Records =>
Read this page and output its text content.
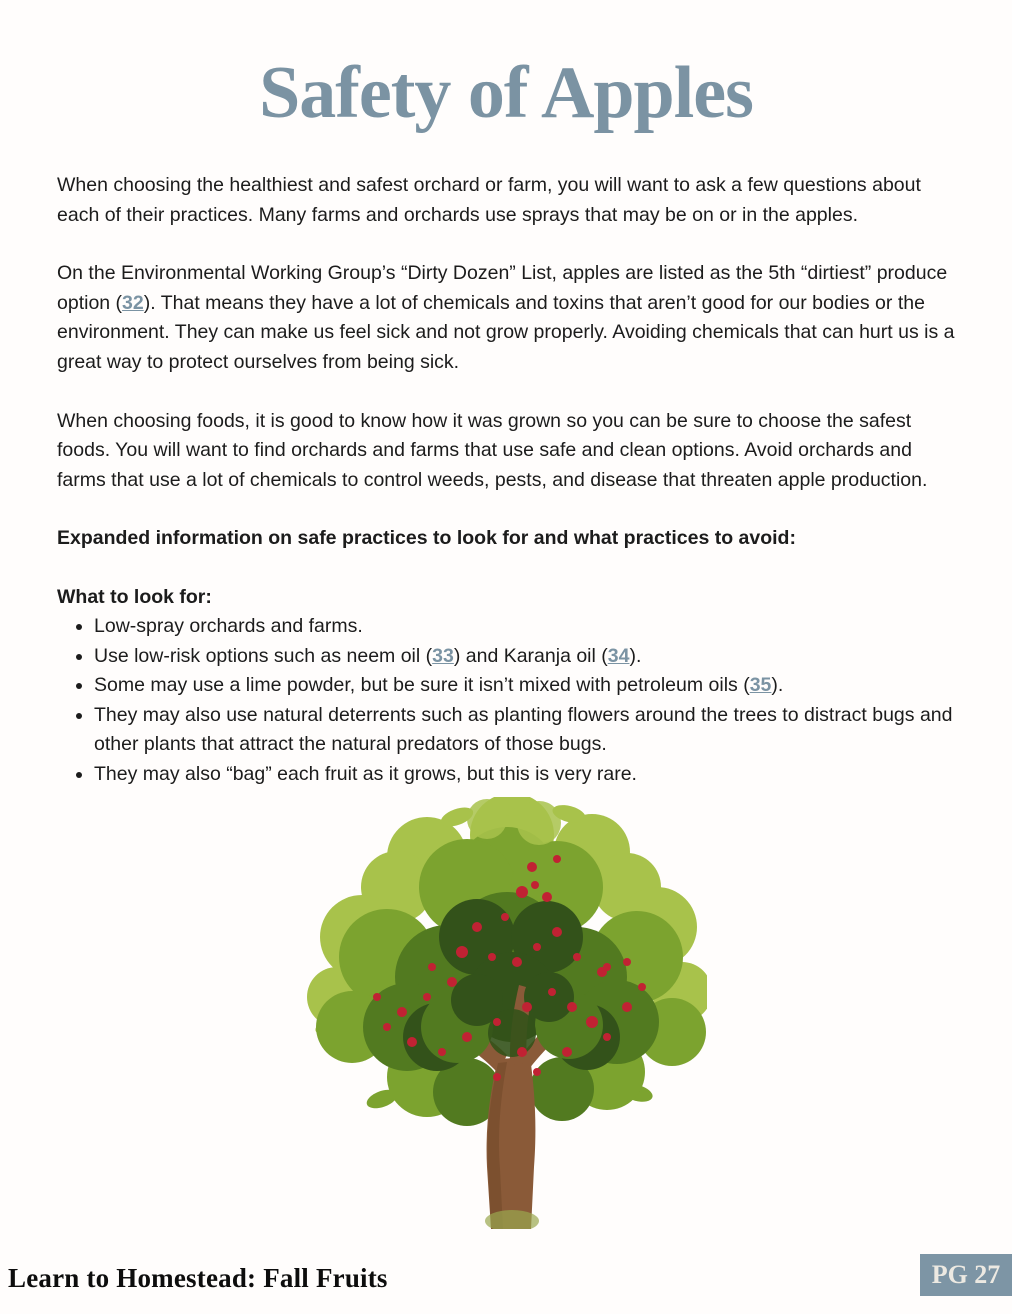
Safety of Apples

When choosing the healthiest and safest orchard or farm, you will want to ask a few questions about each of their practices. Many farms and orchards use sprays that may be on or in the apples.

On the Environmental Working Group’s “Dirty Dozen” List, apples are listed as the 5th “dirtiest” produce option (32). That means they have a lot of chemicals and toxins that aren’t good for our bodies or the environment. They can make us feel sick and not grow properly. Avoiding chemicals that can hurt us is a great way to protect ourselves from being sick.

When choosing foods, it is good to know how it was grown so you can be sure to choose the safest foods. You will want to find orchards and farms that use safe and clean options. Avoid orchards and farms that use a lot of chemicals to control weeds, pests, and disease that threaten apple production.

Expanded information on safe practices to look for and what practices to avoid:

What to look for:

• Low-spray orchards and farms.
• Use low-risk options such as neem oil (33) and Karanja oil (34).
• Some may use a lime powder, but be sure it isn’t mixed with petroleum oils (35).
• They may also use natural deterrents such as planting flowers around the trees to distract bugs and other plants that attract the natural predators of those bugs.
• They may also “bag” each fruit as it grows, but this is very rare.
Learn to Homestead: Fall Fruits	PG 27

Problem => The data above is to be printed exactly, all of it, except for the pictures.

Finished task =>
Read this page and output its text content.
Safety of Apples

When choosing the healthiest and safest orchard or farm, you will want to ask a few questions about each of their practices. Many farms and orchards use sprays that may be on or in the apples.

On the Environmental Working Group’s “Dirty Dozen” List, apples are listed as the 5th “dirtiest” produce option (32). That means they have a lot of chemicals and toxins that aren’t good for our bodies or the environment. They can make us feel sick and not grow properly. Avoiding chemicals that can hurt us is a great way to protect ourselves from being sick.

When choosing foods, it is good to know how it was grown so you can be sure to choose the safest foods. You will want to find orchards and farms that use safe and clean options. Avoid orchards and farms that use a lot of chemicals to control weeds, pests, and disease that threaten apple production.

Expanded information on safe practices to look for and what practices to avoid:

What to look for:

• Low-spray orchards and farms.
• Use low-risk options such as neem oil (33) and Karanja oil (34).
• Some may use a lime powder, but be sure it isn’t mixed with petroleum oils (35).
• They may also use natural deterrents such as planting flowers around the trees to distract bugs and other plants that attract the natural predators of those bugs.
• They may also “bag” each fruit as it grows, but this is very rare.
Learn to Homestead: Fall Fruits	PG 27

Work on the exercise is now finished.